◆ OBJECTIVE
Write out the entries again exactly as they are given.

(Records from a collection)

--

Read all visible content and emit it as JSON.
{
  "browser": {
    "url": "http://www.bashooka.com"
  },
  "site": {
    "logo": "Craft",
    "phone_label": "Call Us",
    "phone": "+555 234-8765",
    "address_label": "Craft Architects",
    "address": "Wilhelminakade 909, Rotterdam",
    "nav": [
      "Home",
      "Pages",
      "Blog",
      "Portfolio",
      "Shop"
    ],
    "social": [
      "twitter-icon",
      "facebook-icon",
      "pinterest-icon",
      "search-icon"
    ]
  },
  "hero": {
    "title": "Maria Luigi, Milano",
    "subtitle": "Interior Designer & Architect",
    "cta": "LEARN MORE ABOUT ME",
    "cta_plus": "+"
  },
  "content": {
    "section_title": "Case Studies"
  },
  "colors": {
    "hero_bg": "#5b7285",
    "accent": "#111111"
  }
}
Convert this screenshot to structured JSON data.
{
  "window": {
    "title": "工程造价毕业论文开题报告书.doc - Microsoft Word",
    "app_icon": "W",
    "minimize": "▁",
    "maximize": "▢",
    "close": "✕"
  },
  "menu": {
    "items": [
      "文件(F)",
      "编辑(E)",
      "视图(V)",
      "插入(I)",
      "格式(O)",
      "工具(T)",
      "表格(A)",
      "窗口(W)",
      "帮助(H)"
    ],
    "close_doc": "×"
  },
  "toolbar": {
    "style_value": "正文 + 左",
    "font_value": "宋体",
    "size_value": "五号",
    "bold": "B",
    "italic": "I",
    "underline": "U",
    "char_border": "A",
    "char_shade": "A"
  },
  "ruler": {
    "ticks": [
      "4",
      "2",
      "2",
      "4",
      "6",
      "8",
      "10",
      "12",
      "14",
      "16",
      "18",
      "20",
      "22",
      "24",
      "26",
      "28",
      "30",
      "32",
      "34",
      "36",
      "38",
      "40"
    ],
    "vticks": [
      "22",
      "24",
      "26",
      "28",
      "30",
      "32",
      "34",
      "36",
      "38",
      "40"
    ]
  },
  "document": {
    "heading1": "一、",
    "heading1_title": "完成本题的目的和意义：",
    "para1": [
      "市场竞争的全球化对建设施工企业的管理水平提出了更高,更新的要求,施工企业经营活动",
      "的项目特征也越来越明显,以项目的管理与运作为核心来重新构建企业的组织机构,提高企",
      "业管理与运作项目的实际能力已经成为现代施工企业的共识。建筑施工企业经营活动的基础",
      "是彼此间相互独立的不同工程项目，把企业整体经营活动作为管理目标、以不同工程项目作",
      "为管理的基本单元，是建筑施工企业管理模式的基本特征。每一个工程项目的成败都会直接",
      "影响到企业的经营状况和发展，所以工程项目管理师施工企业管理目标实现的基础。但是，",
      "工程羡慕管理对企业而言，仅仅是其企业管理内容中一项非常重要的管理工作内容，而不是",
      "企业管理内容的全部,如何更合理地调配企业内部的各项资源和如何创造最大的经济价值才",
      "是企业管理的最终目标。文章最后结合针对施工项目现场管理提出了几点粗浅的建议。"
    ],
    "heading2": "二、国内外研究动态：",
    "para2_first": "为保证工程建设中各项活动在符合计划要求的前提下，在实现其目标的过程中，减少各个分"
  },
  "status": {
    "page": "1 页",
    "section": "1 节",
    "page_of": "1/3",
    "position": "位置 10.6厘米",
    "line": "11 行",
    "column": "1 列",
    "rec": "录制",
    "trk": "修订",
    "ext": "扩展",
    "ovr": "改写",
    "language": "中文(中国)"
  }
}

--

◆ OUTPUT
Read all visible content and emit it as JSON.
{
  "browser": {
    "url": "http://www.bashooka.com"
  },
  "site": {
    "logo": "Craft",
    "phone_label": "Call Us",
    "phone": "+555 234-8765",
    "address_label": "Craft Architects",
    "address": "Wilhelminakade 909, Rotterdam",
    "nav": [
      "Home",
      "Pages",
      "Blog",
      "Portfolio",
      "Shop"
    ],
    "social": [
      "twitter-icon",
      "facebook-icon",
      "pinterest-icon",
      "search-icon"
    ]
  },
  "hero": {
    "title": "Maria Luigi, Milano",
    "subtitle": "Interior Designer & Architect",
    "cta": "LEARN MORE ABOUT ME",
    "cta_plus": "+"
  },
  "content": {
    "section_title": "Case Studies"
  },
  "colors": {
    "hero_bg": "#5b7285",
    "accent": "#111111"
  }
}
Convert this screenshot to structured JSON data.
{
  "window": {
    "title": "工程造价毕业论文开题报告书.doc - Microsoft Word",
    "app_icon": "W",
    "minimize": "▁",
    "maximize": "▢",
    "close": "✕"
  },
  "menu": {
    "items": [
      "文件(F)",
      "编辑(E)",
      "视图(V)",
      "插入(I)",
      "格式(O)",
      "工具(T)",
      "表格(A)",
      "窗口(W)",
      "帮助(H)"
    ],
    "close_doc": "×"
  },
  "toolbar": {
    "style_value": "正文 + 左",
    "font_value": "宋体",
    "size_value": "五号",
    "bold": "B",
    "italic": "I",
    "underline": "U",
    "char_border": "A",
    "char_shade": "A"
  },
  "ruler": {
    "ticks": [
      "4",
      "2",
      "2",
      "4",
      "6",
      "8",
      "10",
      "12",
      "14",
      "16",
      "18",
      "20",
      "22",
      "24",
      "26",
      "28",
      "30",
      "32",
      "34",
      "36",
      "38",
      "40"
    ],
    "vticks": [
      "22",
      "24",
      "26",
      "28",
      "30",
      "32",
      "34",
      "36",
      "38",
      "40"
    ]
  },
  "document": {
    "heading1": "一、",
    "heading1_title": "完成本题的目的和意义：",
    "para1": [
      "市场竞争的全球化对建设施工企业的管理水平提出了更高,更新的要求,施工企业经营活动",
      "的项目特征也越来越明显,以项目的管理与运作为核心来重新构建企业的组织机构,提高企",
      "业管理与运作项目的实际能力已经成为现代施工企业的共识。建筑施工企业经营活动的基础",
      "是彼此间相互独立的不同工程项目，把企业整体经营活动作为管理目标、以不同工程项目作",
      "为管理的基本单元，是建筑施工企业管理模式的基本特征。每一个工程项目的成败都会直接",
      "影响到企业的经营状况和发展，所以工程项目管理师施工企业管理目标实现的基础。但是，",
      "工程羡慕管理对企业而言，仅仅是其企业管理内容中一项非常重要的管理工作内容，而不是",
      "企业管理内容的全部,如何更合理地调配企业内部的各项资源和如何创造最大的经济价值才",
      "是企业管理的最终目标。文章最后结合针对施工项目现场管理提出了几点粗浅的建议。"
    ],
    "heading2": "二、国内外研究动态：",
    "para2_first": "为保证工程建设中各项活动在符合计划要求的前提下，在实现其目标的过程中，减少各个分"
  },
  "status": {
    "page": "1 页",
    "section": "1 节",
    "page_of": "1/3",
    "position": "位置 10.6厘米",
    "line": "11 行",
    "column": "1 列",
    "rec": "录制",
    "trk": "修订",
    "ext": "扩展",
    "ovr": "改写",
    "language": "中文(中国)"
  }
}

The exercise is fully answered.